I think there's a downside to using the cab seats as loungers, in that eventually, sooner rather than later the squabs flatten out and the driving comfort goes.

My own selfbuilt fairly large van I planned as 2 berth, but adaptable for other uses eg occasional m/bike transport, removals, and as such isn't perfect for any particular useage. It's all down to what you reckon is the best comprimise.


----------



## caspar (Jun 13, 2012)

I now have a converted minibus. The seating looks great, but when you sit on it, your upper back hits the window and head hits other internal bodywork. It is really uncomfortable. 

I intend ripping out what is there and redesigning it as I want to move the kitchen anyway, but I am unsure how to overcome this pretty fundamental problem. 

Any ideas?


----------



## BrianG (Jun 13, 2012)

Our motorhome is a Mobilvetta Orsa Minori, 7.2 metres and was designed as a 2 berth with overcab double bed, which is a bit low in headroom.
As regards lounge area and all day comfort I honestly cannot fault it. So spacious for two people we never have any problems. We can happily live in it for weeks.
Due to advanced years I have had to modify the bed arrangements because my wife can no longer clamber up to the double bed. Solution was to make an infill to one lounge settee which sits nicely on the collapsed dining table. The overcab bed is now mine and the dog's. Every evening around 9 o'clock she starts crying until we lower the bed and chuck her in. I don't mind in the winter, she's a great hot water bottle!
The one problem I do have at the moment is that one settee, everybody's favourite seat, could do with a bit of "pumping up",   Any Ideas?
                                                       I LOVE MY VAN!!!!!  But can't afford to re-upholster completely.


----------



## Deleted member 2636 (Jun 14, 2012)

- Information supplied -

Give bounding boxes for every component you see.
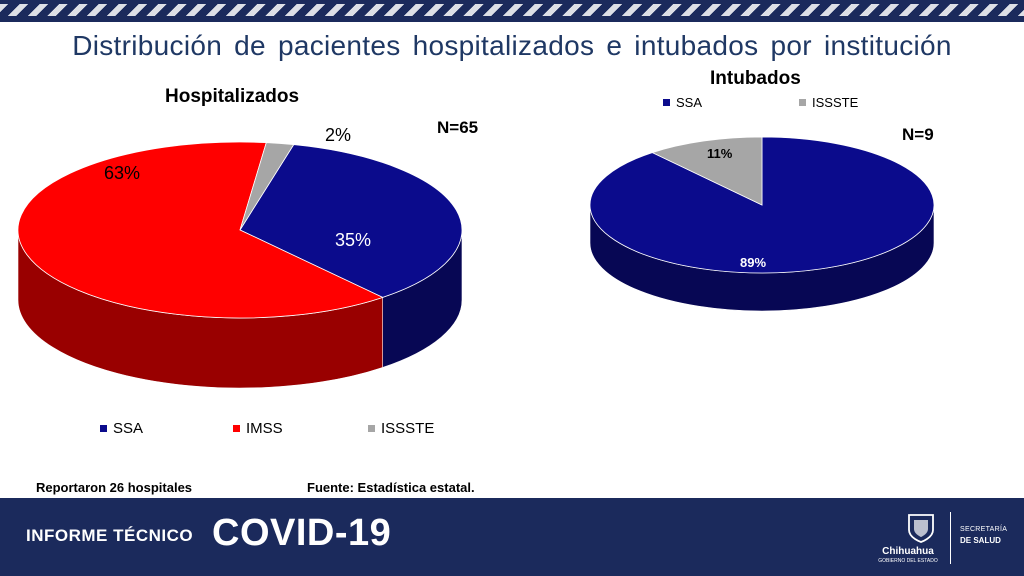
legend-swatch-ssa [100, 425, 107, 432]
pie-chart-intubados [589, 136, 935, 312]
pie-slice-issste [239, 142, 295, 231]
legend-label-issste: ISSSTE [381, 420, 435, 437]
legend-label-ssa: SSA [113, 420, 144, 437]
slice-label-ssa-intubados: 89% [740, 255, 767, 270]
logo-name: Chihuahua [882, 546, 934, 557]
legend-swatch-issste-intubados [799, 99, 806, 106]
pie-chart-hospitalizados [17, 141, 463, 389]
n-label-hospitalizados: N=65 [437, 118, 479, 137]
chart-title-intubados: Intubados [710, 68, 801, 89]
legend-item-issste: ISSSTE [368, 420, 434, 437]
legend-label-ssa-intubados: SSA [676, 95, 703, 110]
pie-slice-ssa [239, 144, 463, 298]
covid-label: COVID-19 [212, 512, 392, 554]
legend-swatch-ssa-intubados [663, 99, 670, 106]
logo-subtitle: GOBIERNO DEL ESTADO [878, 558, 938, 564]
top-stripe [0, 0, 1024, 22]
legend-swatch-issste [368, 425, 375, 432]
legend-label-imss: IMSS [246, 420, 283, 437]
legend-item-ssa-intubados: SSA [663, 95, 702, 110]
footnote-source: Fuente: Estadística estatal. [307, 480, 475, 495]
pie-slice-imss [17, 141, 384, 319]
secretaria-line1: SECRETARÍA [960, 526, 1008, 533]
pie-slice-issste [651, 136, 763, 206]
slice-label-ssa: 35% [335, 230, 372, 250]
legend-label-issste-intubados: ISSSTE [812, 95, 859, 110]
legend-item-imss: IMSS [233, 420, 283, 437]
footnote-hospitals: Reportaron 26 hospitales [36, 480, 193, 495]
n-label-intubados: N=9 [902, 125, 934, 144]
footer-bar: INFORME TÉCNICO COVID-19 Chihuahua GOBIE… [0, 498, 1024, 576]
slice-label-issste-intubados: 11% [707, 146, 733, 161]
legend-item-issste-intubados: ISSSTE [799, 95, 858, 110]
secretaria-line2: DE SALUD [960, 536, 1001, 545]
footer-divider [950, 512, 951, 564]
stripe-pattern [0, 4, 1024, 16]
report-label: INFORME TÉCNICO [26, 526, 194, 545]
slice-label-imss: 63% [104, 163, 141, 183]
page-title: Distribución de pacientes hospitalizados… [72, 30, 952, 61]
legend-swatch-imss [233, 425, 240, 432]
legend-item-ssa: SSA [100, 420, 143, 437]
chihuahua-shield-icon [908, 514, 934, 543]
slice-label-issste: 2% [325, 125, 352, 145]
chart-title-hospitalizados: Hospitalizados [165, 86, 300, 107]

---

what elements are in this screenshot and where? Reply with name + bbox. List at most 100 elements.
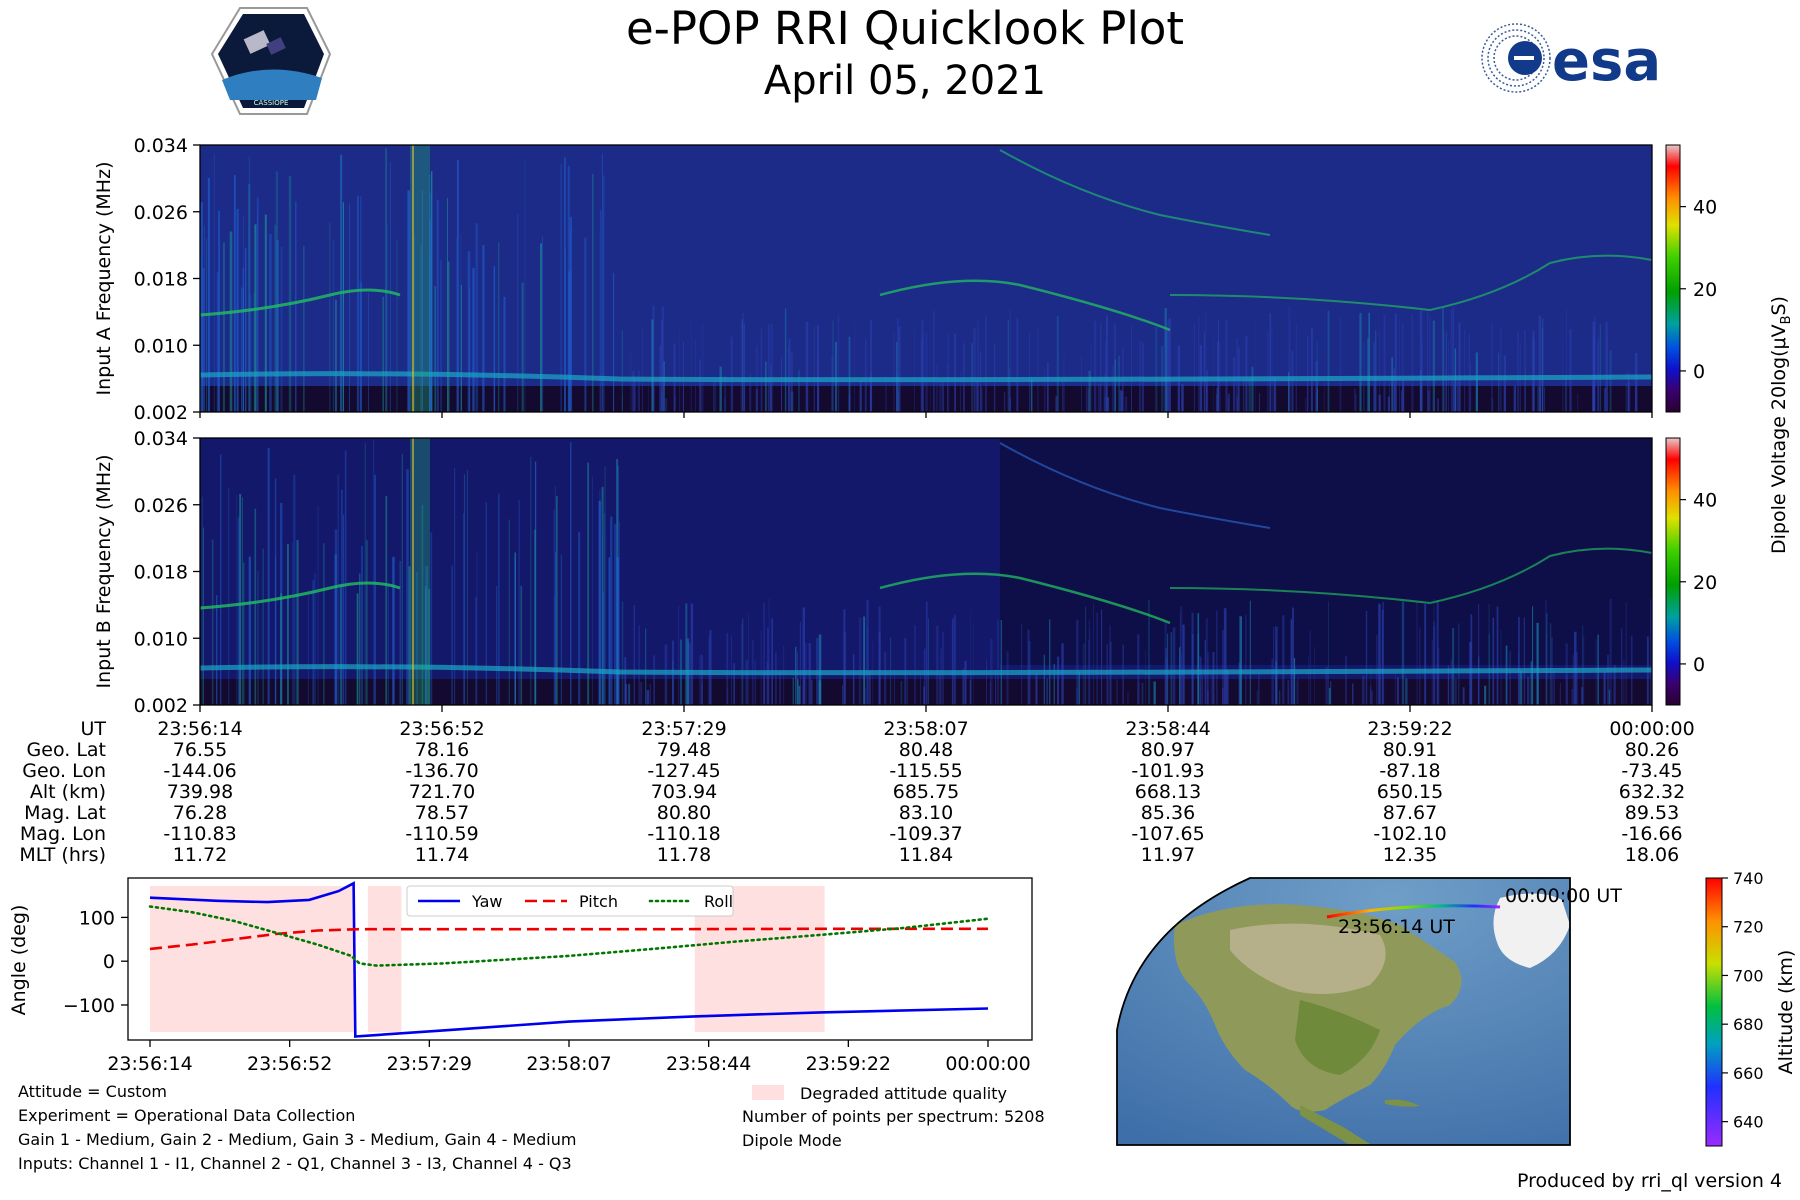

* * *

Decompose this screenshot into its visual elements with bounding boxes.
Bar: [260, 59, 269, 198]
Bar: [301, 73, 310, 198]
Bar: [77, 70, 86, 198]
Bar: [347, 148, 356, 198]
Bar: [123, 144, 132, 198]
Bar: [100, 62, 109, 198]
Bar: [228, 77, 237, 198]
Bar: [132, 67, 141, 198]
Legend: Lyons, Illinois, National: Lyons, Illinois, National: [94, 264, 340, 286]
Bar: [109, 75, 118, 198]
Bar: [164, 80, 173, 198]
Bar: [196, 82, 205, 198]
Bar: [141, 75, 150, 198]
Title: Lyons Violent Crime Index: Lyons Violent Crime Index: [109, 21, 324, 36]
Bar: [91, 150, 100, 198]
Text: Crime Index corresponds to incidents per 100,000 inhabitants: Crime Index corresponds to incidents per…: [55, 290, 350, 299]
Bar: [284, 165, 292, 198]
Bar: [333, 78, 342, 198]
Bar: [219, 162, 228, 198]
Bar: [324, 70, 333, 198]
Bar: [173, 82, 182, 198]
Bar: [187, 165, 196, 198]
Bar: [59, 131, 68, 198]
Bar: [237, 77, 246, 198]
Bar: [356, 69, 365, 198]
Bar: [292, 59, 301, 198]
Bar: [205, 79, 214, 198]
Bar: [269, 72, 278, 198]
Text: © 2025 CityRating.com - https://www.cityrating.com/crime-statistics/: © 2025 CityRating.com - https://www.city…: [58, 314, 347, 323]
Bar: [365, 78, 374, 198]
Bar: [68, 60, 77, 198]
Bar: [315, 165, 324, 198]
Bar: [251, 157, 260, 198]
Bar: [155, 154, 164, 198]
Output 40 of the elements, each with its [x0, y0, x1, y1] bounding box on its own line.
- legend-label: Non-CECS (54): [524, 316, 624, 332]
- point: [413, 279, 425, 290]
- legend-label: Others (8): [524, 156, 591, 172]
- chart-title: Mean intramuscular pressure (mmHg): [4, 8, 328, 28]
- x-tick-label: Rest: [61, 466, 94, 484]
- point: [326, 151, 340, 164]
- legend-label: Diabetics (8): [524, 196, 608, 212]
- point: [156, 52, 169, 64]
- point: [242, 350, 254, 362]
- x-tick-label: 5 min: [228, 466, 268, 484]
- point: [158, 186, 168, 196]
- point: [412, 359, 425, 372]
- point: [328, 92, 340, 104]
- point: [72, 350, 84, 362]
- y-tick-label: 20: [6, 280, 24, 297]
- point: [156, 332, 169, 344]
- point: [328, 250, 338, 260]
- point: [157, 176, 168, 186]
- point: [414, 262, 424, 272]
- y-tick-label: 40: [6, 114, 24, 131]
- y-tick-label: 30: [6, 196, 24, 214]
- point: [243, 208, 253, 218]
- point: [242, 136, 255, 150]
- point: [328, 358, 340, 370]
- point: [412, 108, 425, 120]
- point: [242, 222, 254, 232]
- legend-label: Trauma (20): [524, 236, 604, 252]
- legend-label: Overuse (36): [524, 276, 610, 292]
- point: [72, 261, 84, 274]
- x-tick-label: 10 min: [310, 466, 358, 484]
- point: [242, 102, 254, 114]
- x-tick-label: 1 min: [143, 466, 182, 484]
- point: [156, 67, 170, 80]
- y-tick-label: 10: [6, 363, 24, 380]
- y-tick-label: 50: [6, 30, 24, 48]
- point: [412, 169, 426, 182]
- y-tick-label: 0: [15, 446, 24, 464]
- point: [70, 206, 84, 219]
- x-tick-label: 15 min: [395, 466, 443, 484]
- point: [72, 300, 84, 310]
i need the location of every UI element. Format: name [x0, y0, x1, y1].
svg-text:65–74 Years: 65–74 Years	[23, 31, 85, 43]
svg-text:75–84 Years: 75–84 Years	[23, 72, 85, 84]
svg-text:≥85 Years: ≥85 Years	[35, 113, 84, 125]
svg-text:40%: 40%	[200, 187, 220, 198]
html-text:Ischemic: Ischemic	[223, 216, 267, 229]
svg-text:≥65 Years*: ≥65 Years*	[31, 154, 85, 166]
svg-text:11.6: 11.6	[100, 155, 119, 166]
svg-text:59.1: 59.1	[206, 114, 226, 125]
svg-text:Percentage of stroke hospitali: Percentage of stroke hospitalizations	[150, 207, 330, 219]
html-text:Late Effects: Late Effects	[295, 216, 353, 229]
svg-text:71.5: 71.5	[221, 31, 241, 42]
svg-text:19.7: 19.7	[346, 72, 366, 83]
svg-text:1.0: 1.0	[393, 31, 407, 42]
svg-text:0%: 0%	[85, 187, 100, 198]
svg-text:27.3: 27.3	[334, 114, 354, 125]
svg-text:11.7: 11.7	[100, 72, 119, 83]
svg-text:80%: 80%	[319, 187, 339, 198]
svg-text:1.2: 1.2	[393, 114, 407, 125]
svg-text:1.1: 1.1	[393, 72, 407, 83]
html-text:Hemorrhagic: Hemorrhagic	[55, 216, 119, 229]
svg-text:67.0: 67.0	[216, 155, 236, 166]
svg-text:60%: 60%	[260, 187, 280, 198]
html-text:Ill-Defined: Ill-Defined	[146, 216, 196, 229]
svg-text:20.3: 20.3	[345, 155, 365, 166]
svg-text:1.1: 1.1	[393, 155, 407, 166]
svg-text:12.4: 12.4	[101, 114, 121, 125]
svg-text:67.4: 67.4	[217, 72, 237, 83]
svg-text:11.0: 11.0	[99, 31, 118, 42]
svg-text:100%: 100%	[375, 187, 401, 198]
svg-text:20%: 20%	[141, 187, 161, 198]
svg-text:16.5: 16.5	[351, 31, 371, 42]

- Exercise description -
Rewrite the forum thread, beginning at the words "I think there's" and stopping after "pretty fundamental problem.", with "minibus" changed to "camper van".

- Result for this exercise -
I think there's a downside to using the cab seats as loungers, in that eventually, sooner rather than later the squabs flatten out and the driving comfort goes.

My own selfbuilt fairly large van I planned as 2 berth, but adaptable for other uses eg occasional m/bike transport, removals, and as such isn't perfect for any particular useage. It's all down to what you reckon is the best comprimise.


----------



## caspar (Jun 13, 2012)

I now have a converted camper van. The seating looks great, but when you sit on it, your upper back hits the window and head hits other internal bodywork. It is really uncomfortable. 

I intend ripping out what is there and redesigning it as I want to move the kitchen anyway, but I am unsure how to overcome this pretty fundamental problem.